REQUIREMENT.
Which lines below hold the word "Դավիթ"? Report each one.

##### SOURCE DATA #####

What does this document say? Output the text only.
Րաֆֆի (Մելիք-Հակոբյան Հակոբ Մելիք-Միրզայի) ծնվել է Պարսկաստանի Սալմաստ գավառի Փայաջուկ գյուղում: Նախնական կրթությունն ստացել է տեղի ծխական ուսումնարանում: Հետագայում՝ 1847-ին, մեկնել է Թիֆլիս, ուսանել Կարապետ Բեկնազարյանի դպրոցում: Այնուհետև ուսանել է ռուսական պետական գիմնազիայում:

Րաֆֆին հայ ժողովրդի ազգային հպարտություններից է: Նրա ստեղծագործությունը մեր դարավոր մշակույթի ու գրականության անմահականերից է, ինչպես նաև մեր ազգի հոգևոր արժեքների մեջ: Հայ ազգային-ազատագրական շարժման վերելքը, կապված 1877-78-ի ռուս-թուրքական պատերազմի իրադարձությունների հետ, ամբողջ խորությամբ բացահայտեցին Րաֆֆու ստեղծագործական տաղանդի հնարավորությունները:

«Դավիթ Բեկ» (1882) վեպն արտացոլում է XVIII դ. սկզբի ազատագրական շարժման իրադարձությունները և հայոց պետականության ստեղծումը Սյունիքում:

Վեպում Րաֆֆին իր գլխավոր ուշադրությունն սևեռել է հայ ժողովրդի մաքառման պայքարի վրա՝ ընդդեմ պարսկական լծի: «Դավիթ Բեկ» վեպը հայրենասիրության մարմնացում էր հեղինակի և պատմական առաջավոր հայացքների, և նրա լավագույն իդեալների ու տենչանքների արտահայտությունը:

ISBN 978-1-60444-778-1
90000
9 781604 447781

#####

COMPLETE ANSWER.
«Դավիթ Բեկ» (1882) վեպն արտացոլում է XVIII դ. սկզբի ազատագրական շարժման իրադարձությունները և հայոց պետականության ստեղծումը Սյունիքում:
Վեպում Րաֆֆին իր գլխավոր ուշադրությունն սևեռել է հայ ժողովրդի մաքառման պայքարի վրա՝ ընդդեմ պարսկական լծի: «Դավիթ Բեկ» վեպը հայրենասիրության մարմնացում էր հեղինակի և պատմական առաջավոր հայացքների, և նրա լավագույն իդեալների ու տենչանքների արտահայտությունը:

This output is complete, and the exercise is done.